» **EXERCISE**
Return all of the lines below word for word, but leave out the pictures.

[Records from a collection]
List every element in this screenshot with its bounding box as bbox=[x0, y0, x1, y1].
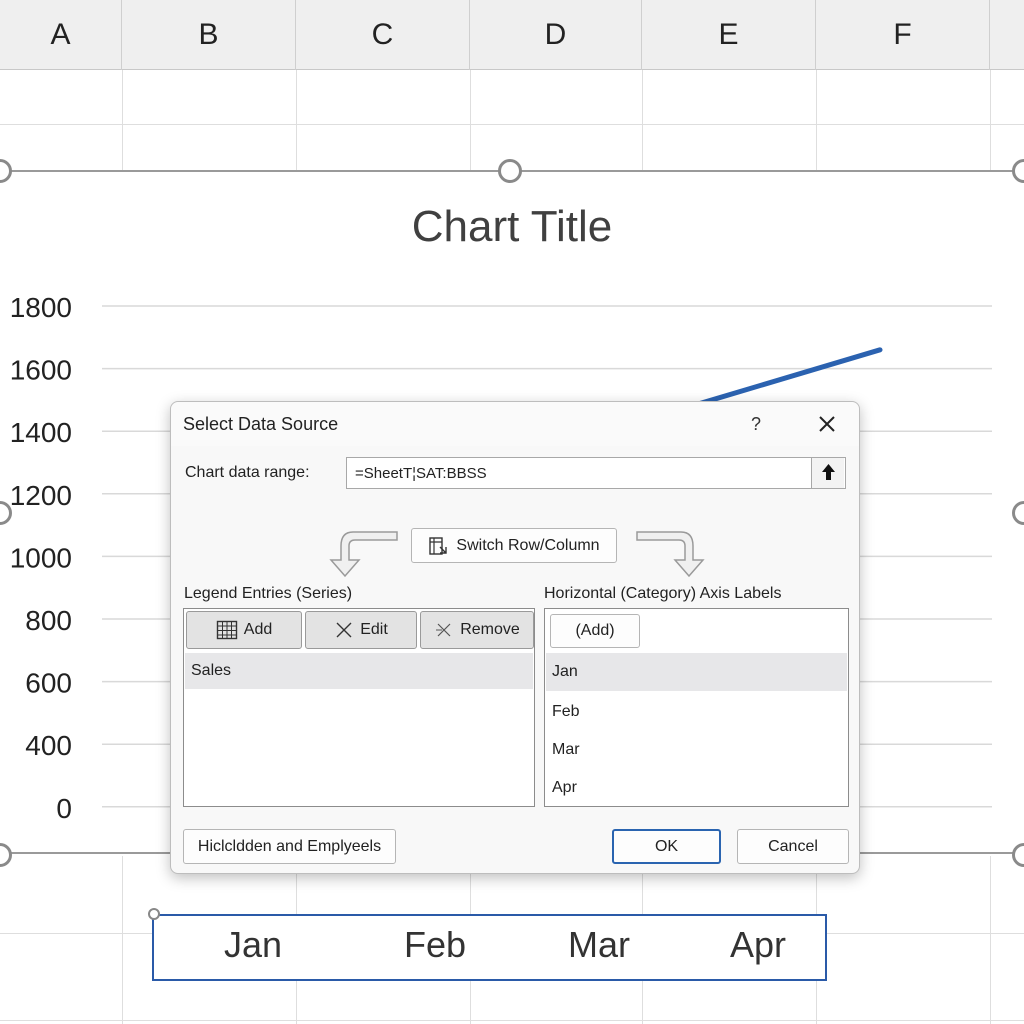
column-header-b[interactable]: B bbox=[122, 0, 296, 70]
remove-series-label: Remove bbox=[460, 621, 520, 638]
add-series-button[interactable]: Add bbox=[186, 611, 302, 649]
chart-data-range-input[interactable] bbox=[346, 457, 846, 489]
axis-label-item[interactable]: Feb bbox=[546, 694, 847, 730]
column-gridline bbox=[816, 70, 817, 170]
column-gridline bbox=[990, 70, 991, 170]
table-icon bbox=[216, 620, 237, 640]
axis-labels-add-button[interactable]: (Add) bbox=[550, 614, 640, 648]
y-tick-label: 600 bbox=[25, 668, 72, 699]
column-gridline bbox=[122, 856, 123, 1024]
ok-button[interactable]: OK bbox=[612, 829, 721, 864]
switch-row-column-icon bbox=[429, 536, 448, 555]
curved-arrow-left-icon bbox=[329, 531, 398, 578]
category-axis-label: Feb bbox=[403, 924, 467, 965]
chart-data-range-label: Chart data range: bbox=[185, 464, 310, 481]
remove-series-button[interactable]: Remove bbox=[420, 611, 534, 649]
category-axis-label: Jan bbox=[223, 924, 283, 965]
edit-x-icon bbox=[336, 622, 352, 638]
column-header-row: A B C D E F bbox=[0, 0, 1024, 70]
axis-labels-header: Horizontal (Category) Axis Labels bbox=[544, 585, 782, 602]
edit-series-button[interactable]: Edit bbox=[305, 611, 417, 649]
y-tick-label: 800 bbox=[25, 605, 72, 636]
y-tick-label: 1400 bbox=[10, 417, 72, 448]
row-gridline bbox=[0, 1020, 1024, 1021]
axis-selection-handle[interactable] bbox=[148, 908, 160, 920]
hidden-and-empty-cells-label: Hiclcldden and Emplyeels bbox=[197, 837, 382, 855]
axis-labels-list[interactable]: (Add) Jan Feb Mar Apr bbox=[544, 608, 849, 807]
y-tick-label: 0 bbox=[56, 793, 72, 824]
y-tick-label: 1200 bbox=[10, 480, 72, 511]
arrow-up-icon bbox=[822, 464, 835, 480]
column-header-c[interactable]: C bbox=[296, 0, 470, 70]
column-header-f[interactable]: F bbox=[816, 0, 990, 70]
legend-entries-header: Legend Entries (Series) bbox=[184, 585, 353, 602]
add-series-label: Add bbox=[243, 621, 273, 638]
y-tick-label: 1800 bbox=[10, 292, 72, 323]
y-tick-label: 1000 bbox=[10, 542, 72, 573]
column-header-d[interactable]: D bbox=[470, 0, 642, 70]
column-header-e[interactable]: E bbox=[642, 0, 816, 70]
hidden-and-empty-cells-button[interactable]: Hiclcldden and Emplyeels bbox=[183, 829, 396, 864]
y-tick-label: 1600 bbox=[10, 355, 72, 386]
switch-row-column-label: Switch Row/Column bbox=[456, 536, 600, 554]
help-button[interactable]: ? bbox=[751, 414, 761, 435]
ok-label: OK bbox=[654, 837, 679, 855]
row-gridline bbox=[0, 124, 1024, 125]
curved-arrow-right-icon bbox=[636, 531, 705, 578]
y-tick-label: 400 bbox=[25, 730, 72, 761]
cancel-label: Cancel bbox=[768, 837, 818, 855]
column-header-a[interactable]: A bbox=[0, 0, 122, 70]
dialog-title: Select Data Source bbox=[183, 414, 339, 434]
axis-label-item[interactable]: Jan bbox=[546, 653, 847, 691]
column-gridline bbox=[470, 70, 471, 170]
axis-label-item[interactable]: Apr bbox=[546, 770, 847, 806]
axis-label-item[interactable]: Mar bbox=[546, 732, 847, 768]
switch-row-column-button[interactable]: Switch Row/Column bbox=[411, 528, 617, 563]
cancel-button[interactable]: Cancel bbox=[737, 829, 849, 864]
select-data-source-dialog: Select Data Source ? Chart data range: S… bbox=[170, 401, 860, 874]
category-axis-label: Apr bbox=[729, 924, 787, 965]
edit-series-label: Edit bbox=[360, 621, 388, 638]
remove-icon bbox=[436, 623, 451, 637]
column-gridline bbox=[122, 70, 123, 170]
dialog-titlebar[interactable]: Select Data Source ? bbox=[171, 402, 859, 446]
close-icon[interactable] bbox=[813, 410, 841, 438]
chart-resize-handle-top[interactable] bbox=[498, 159, 522, 183]
legend-entries-list[interactable]: Add Edit Remove Sales bbox=[183, 608, 535, 807]
column-gridline bbox=[642, 70, 643, 170]
category-axis-box[interactable]: Jan Feb Mar Apr bbox=[148, 908, 827, 981]
category-axis-label: Mar bbox=[568, 924, 630, 965]
collapse-dialog-button[interactable] bbox=[811, 458, 844, 488]
series-list-item[interactable]: Sales bbox=[185, 653, 533, 689]
column-gridline bbox=[990, 856, 991, 1024]
axis-labels-add-label: (Add) bbox=[575, 622, 615, 639]
column-gridline bbox=[296, 70, 297, 170]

» **REPLY TO THE TASK**
List every element in this screenshot with its bounding box as bbox=[x0, y0, x1, y1].
column-header-b[interactable]: B bbox=[122, 0, 296, 70]
remove-series-label: Remove bbox=[460, 621, 520, 638]
add-series-button[interactable]: Add bbox=[186, 611, 302, 649]
chart-data-range-input[interactable] bbox=[346, 457, 846, 489]
axis-label-item[interactable]: Feb bbox=[546, 694, 847, 730]
column-gridline bbox=[816, 70, 817, 170]
column-gridline bbox=[990, 70, 991, 170]
table-icon bbox=[216, 620, 237, 640]
axis-labels-add-button[interactable]: (Add) bbox=[550, 614, 640, 648]
y-tick-label: 600 bbox=[25, 668, 72, 699]
column-gridline bbox=[122, 856, 123, 1024]
ok-button[interactable]: OK bbox=[612, 829, 721, 864]
switch-row-column-icon bbox=[429, 536, 448, 555]
curved-arrow-left-icon bbox=[329, 531, 398, 578]
category-axis-label: Feb bbox=[403, 924, 467, 965]
chart-data-range-label: Chart data range: bbox=[185, 464, 310, 481]
remove-series-button[interactable]: Remove bbox=[420, 611, 534, 649]
category-axis-label: Jan bbox=[223, 924, 283, 965]
edit-x-icon bbox=[336, 622, 352, 638]
column-header-row: A B C D E F bbox=[0, 0, 1024, 70]
axis-labels-header: Horizontal (Category) Axis Labels bbox=[544, 585, 782, 602]
edit-series-button[interactable]: Edit bbox=[305, 611, 417, 649]
y-tick-label: 800 bbox=[25, 605, 72, 636]
y-tick-label: 1400 bbox=[10, 417, 72, 448]
row-gridline bbox=[0, 1020, 1024, 1021]
axis-selection-handle[interactable] bbox=[148, 908, 160, 920]
hidden-and-empty-cells-label: Hiclcldden and Emplyeels bbox=[197, 837, 382, 855]
axis-labels-list[interactable]: (Add) Jan Feb Mar Apr bbox=[544, 608, 849, 807]
y-tick-label: 0 bbox=[56, 793, 72, 824]
y-tick-label: 1200 bbox=[10, 480, 72, 511]
arrow-up-icon bbox=[822, 464, 835, 480]
column-header-c[interactable]: C bbox=[296, 0, 470, 70]
column-header-f[interactable]: F bbox=[816, 0, 990, 70]
legend-entries-header: Legend Entries (Series) bbox=[184, 585, 353, 602]
add-series-label: Add bbox=[243, 621, 273, 638]
y-tick-label: 1800 bbox=[10, 292, 72, 323]
y-tick-label: 1000 bbox=[10, 542, 72, 573]
column-header-d[interactable]: D bbox=[470, 0, 642, 70]
column-header-e[interactable]: E bbox=[642, 0, 816, 70]
hidden-and-empty-cells-button[interactable]: Hiclcldden and Emplyeels bbox=[183, 829, 396, 864]
y-tick-label: 1600 bbox=[10, 355, 72, 386]
switch-row-column-label: Switch Row/Column bbox=[456, 536, 600, 554]
help-button[interactable]: ? bbox=[751, 414, 761, 435]
ok-label: OK bbox=[654, 837, 679, 855]
row-gridline bbox=[0, 124, 1024, 125]
curved-arrow-right-icon bbox=[636, 531, 705, 578]
y-tick-label: 400 bbox=[25, 730, 72, 761]
cancel-label: Cancel bbox=[768, 837, 818, 855]
column-header-a[interactable]: A bbox=[0, 0, 122, 70]
dialog-title: Select Data Source bbox=[183, 414, 339, 434]
axis-label-item[interactable]: Jan bbox=[546, 653, 847, 691]
column-gridline bbox=[470, 70, 471, 170]
axis-label-item[interactable]: Apr bbox=[546, 770, 847, 806]
axis-label-item[interactable]: Mar bbox=[546, 732, 847, 768]
switch-row-column-button[interactable]: Switch Row/Column bbox=[411, 528, 617, 563]
cancel-button[interactable]: Cancel bbox=[737, 829, 849, 864]
select-data-source-dialog: Select Data Source ? Chart data range: S… bbox=[170, 401, 860, 874]
category-axis-label: Apr bbox=[729, 924, 787, 965]
edit-series-label: Edit bbox=[360, 621, 388, 638]
remove-icon bbox=[436, 623, 451, 637]
column-gridline bbox=[122, 70, 123, 170]
dialog-titlebar[interactable]: Select Data Source ? bbox=[171, 402, 859, 446]
close-icon[interactable] bbox=[813, 410, 841, 438]
chart-resize-handle-top[interactable] bbox=[498, 159, 522, 183]
legend-entries-list[interactable]: Add Edit Remove Sales bbox=[183, 608, 535, 807]
column-gridline bbox=[642, 70, 643, 170]
category-axis-box[interactable]: Jan Feb Mar Apr bbox=[148, 908, 827, 981]
category-axis-label: Mar bbox=[568, 924, 630, 965]
collapse-dialog-button[interactable] bbox=[811, 458, 844, 488]
series-list-item[interactable]: Sales bbox=[185, 653, 533, 689]
column-gridline bbox=[990, 856, 991, 1024]
axis-labels-add-label: (Add) bbox=[575, 622, 615, 639]
column-gridline bbox=[296, 70, 297, 170]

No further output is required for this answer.